━━━ MATERIAL ━━━

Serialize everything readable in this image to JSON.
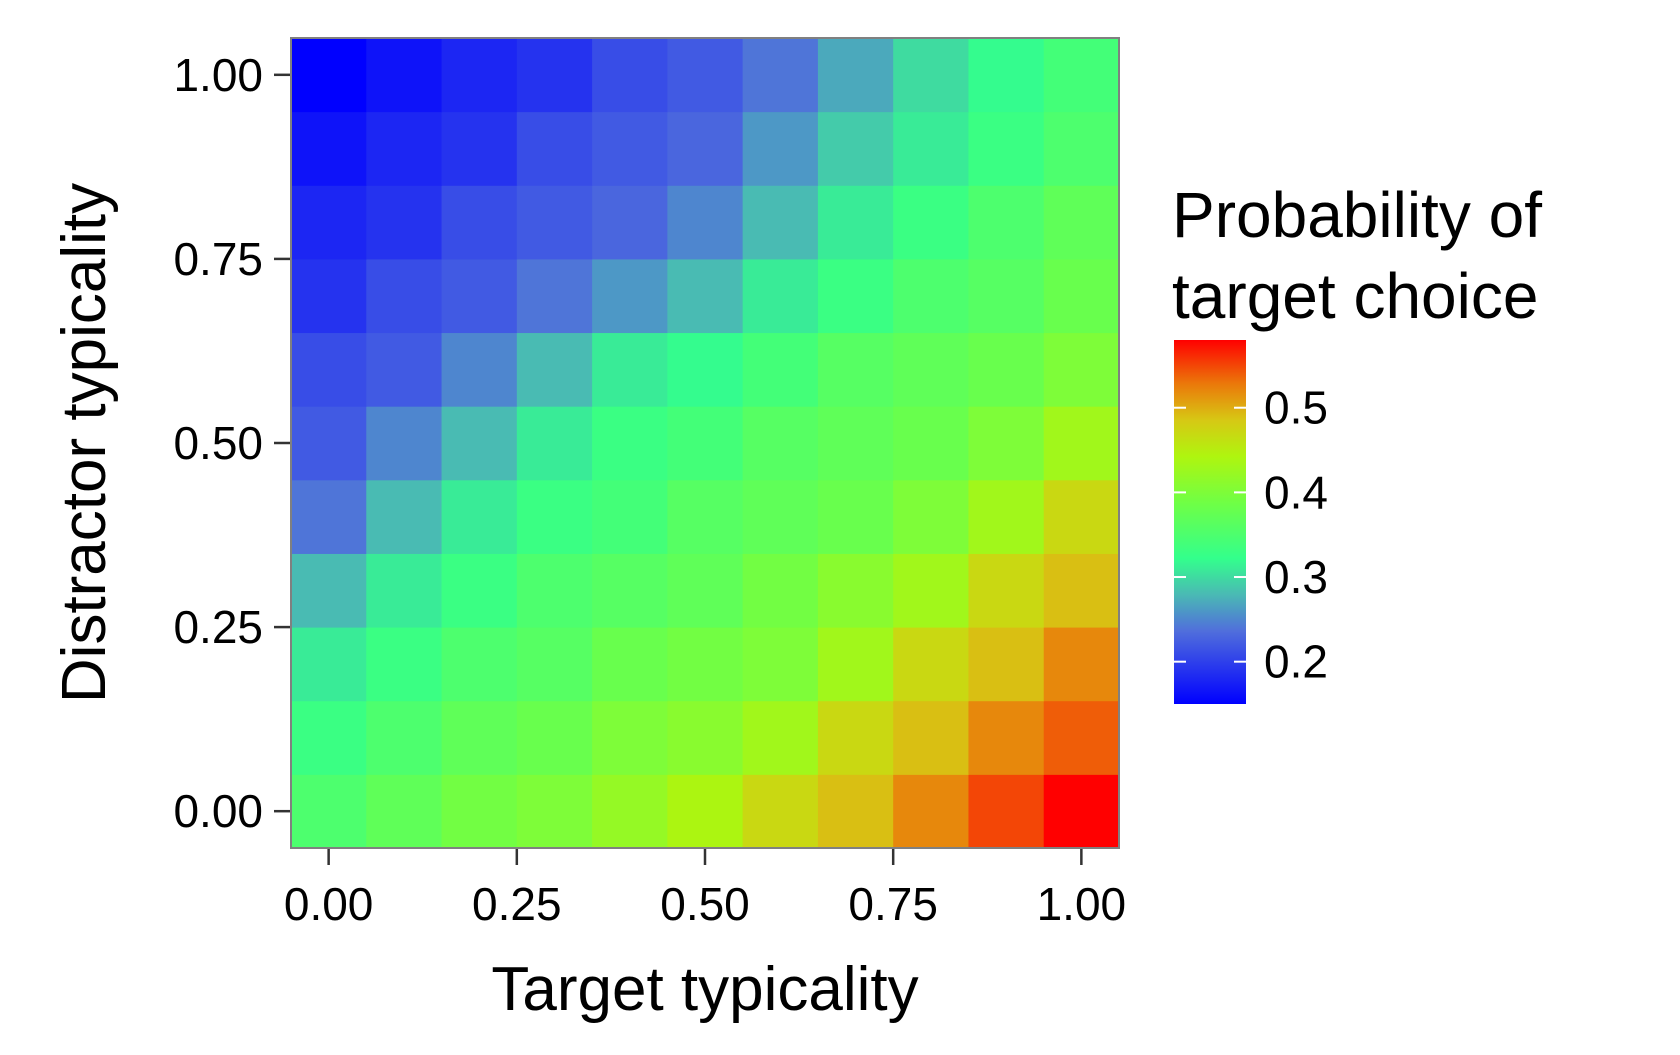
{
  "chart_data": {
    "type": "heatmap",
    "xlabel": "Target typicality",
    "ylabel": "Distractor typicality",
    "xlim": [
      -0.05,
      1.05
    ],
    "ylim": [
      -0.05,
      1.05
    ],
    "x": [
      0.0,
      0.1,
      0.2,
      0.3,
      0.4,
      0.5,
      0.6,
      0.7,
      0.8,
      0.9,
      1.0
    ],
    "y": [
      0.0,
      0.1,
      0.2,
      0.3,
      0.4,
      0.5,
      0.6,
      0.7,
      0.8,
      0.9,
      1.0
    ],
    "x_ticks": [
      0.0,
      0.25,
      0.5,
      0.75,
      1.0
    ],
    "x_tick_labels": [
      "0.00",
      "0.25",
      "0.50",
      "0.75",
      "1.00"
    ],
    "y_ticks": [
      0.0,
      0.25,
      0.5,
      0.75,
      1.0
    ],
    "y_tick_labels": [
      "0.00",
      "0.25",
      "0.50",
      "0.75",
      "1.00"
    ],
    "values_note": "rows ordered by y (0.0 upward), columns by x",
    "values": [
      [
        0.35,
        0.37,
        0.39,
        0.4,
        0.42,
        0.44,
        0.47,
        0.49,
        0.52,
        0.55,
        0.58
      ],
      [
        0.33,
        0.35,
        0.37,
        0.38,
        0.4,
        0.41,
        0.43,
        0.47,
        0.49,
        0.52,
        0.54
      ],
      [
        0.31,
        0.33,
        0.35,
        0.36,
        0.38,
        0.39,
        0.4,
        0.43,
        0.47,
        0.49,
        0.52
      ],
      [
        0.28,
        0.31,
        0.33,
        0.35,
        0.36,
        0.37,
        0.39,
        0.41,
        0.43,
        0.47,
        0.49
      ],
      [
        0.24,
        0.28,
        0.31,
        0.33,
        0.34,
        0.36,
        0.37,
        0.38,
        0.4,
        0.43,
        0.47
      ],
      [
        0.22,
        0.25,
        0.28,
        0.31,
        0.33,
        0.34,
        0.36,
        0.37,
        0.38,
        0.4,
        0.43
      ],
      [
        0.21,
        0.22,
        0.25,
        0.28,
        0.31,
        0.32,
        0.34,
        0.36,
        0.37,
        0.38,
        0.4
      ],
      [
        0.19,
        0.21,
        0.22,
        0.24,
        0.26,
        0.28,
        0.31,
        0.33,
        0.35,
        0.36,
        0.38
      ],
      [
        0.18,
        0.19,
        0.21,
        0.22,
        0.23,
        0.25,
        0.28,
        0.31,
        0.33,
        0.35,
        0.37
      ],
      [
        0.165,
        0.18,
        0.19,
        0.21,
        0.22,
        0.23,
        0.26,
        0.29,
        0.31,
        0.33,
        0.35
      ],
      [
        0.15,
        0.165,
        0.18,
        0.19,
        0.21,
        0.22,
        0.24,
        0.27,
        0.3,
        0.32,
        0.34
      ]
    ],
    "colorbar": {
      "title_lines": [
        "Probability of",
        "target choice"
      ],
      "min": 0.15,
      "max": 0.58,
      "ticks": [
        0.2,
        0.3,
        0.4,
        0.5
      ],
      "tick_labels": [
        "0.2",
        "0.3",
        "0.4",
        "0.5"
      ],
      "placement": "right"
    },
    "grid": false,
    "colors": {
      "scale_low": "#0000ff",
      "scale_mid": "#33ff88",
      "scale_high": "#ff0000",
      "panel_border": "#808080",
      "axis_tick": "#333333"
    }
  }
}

━━━

GOAL: Write out every line of the entries that holds the word "typicality".

WRITTEN REPLY:
    "xlabel": "Target typicality",
    "ylabel": "Distractor typicality",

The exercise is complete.